Stored data:
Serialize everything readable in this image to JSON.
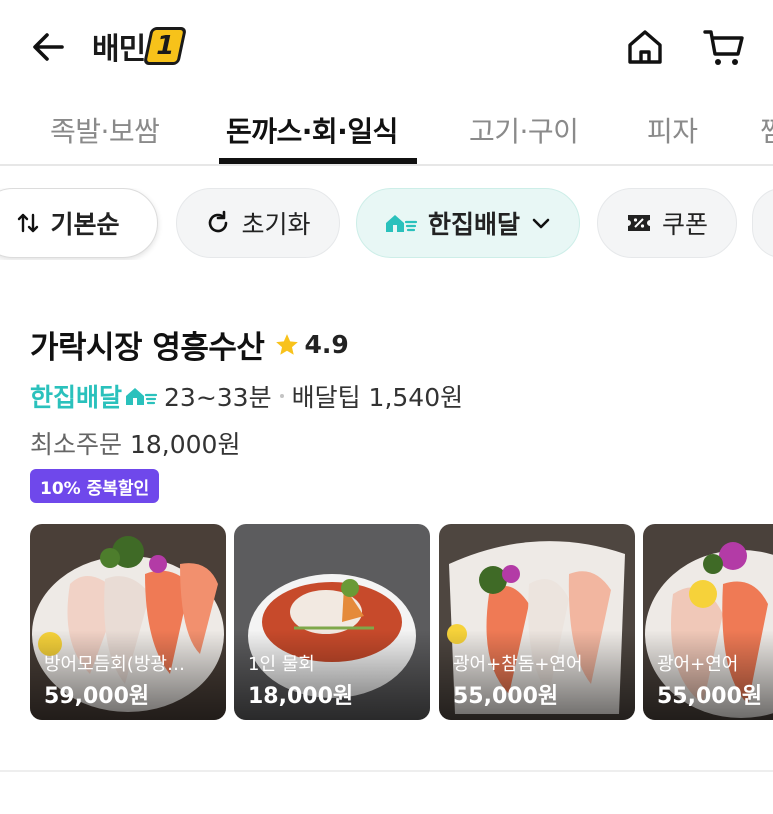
{
  "header": {
    "logo_text": "배민",
    "logo_number": "1",
    "back_icon": "arrow-left-icon",
    "home_icon": "home-icon",
    "cart_icon": "cart-icon"
  },
  "tabs": [
    {
      "label": "족발·보쌈",
      "active": false
    },
    {
      "label": "돈까스·회·일식",
      "active": true
    },
    {
      "label": "고기·구이",
      "active": false
    },
    {
      "label": "피자",
      "active": false
    },
    {
      "label": "찜",
      "active": false
    }
  ],
  "filters": {
    "sort_label": "기본순",
    "reset_label": "초기화",
    "hanjip_label": "한집배달",
    "coupon_label": "쿠폰"
  },
  "store": {
    "name": "가락시장 영흥수산",
    "rating": "4.9",
    "delivery_type": "한집배달",
    "delivery_time": "23~33분",
    "delivery_tip": "배달팁 1,540원",
    "min_order_label": "최소주문",
    "min_order_value": "18,000원",
    "badge": "10% 중복할인"
  },
  "menus": [
    {
      "name": "방어모듬회(방광…",
      "price": "59,000원"
    },
    {
      "name": "1인 물회",
      "price": "18,000원"
    },
    {
      "name": "광어+참돔+연어",
      "price": "55,000원"
    },
    {
      "name": "광어+연어",
      "price": "55,000원"
    }
  ],
  "colors": {
    "brand_teal": "#2ac1bc",
    "badge_purple": "#6f48eb",
    "star_yellow": "#f8c21b"
  }
}
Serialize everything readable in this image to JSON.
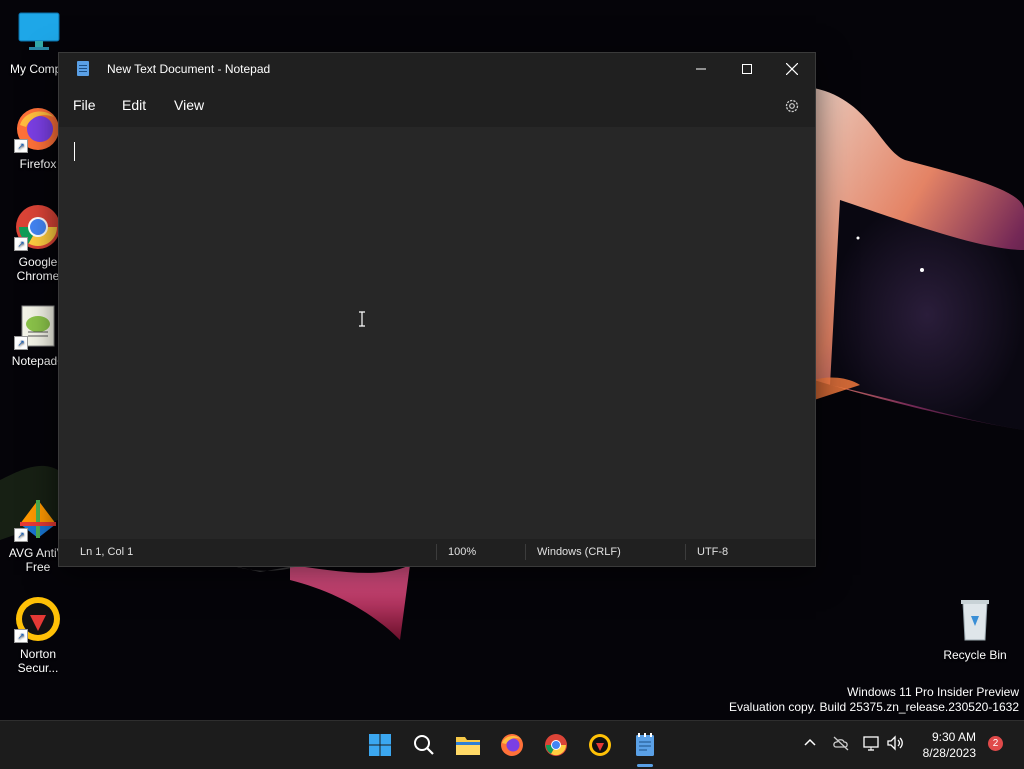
{
  "desktop": {
    "icons": [
      {
        "label": "My Compu",
        "icon": "monitor-icon"
      },
      {
        "label": "Firefox",
        "icon": "firefox-icon"
      },
      {
        "label": "Google\nChrome",
        "icon": "chrome-icon"
      },
      {
        "label": "Notepad+",
        "icon": "notepadpp-icon"
      },
      {
        "label": "AVG AntiVi\nFree",
        "icon": "avg-icon"
      },
      {
        "label": "Norton\nSecur...",
        "icon": "norton-icon"
      },
      {
        "label": "Recycle Bin",
        "icon": "recycle-bin-icon"
      }
    ],
    "watermark": {
      "line1": "Windows 11 Pro Insider Preview",
      "line2": "Evaluation copy. Build 25375.zn_release.230520-1632"
    }
  },
  "notepad": {
    "title": "New Text Document - Notepad",
    "menu": {
      "file": "File",
      "edit": "Edit",
      "view": "View"
    },
    "content": "",
    "status": {
      "position": "Ln 1, Col 1",
      "zoom": "100%",
      "line_ending": "Windows (CRLF)",
      "encoding": "UTF-8"
    }
  },
  "taskbar": {
    "apps": [
      "start-icon",
      "search-icon",
      "file-explorer-icon",
      "firefox-icon",
      "chrome-icon",
      "norton-icon",
      "notepad-icon"
    ],
    "active_app": "notepad-icon",
    "clock": {
      "time": "9:30 AM",
      "date": "8/28/2023"
    },
    "notification_count": "2"
  },
  "colors": {
    "accent": "#5aa0e6",
    "window_bg": "#202020",
    "editor_bg": "#272727"
  }
}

**Your instructions**
Search the records for the word "Windows", then list every line that has it.

**Task answer**
      "line1": "Windows 11 Pro Insider Preview",
      "line_ending": "Windows (CRLF)",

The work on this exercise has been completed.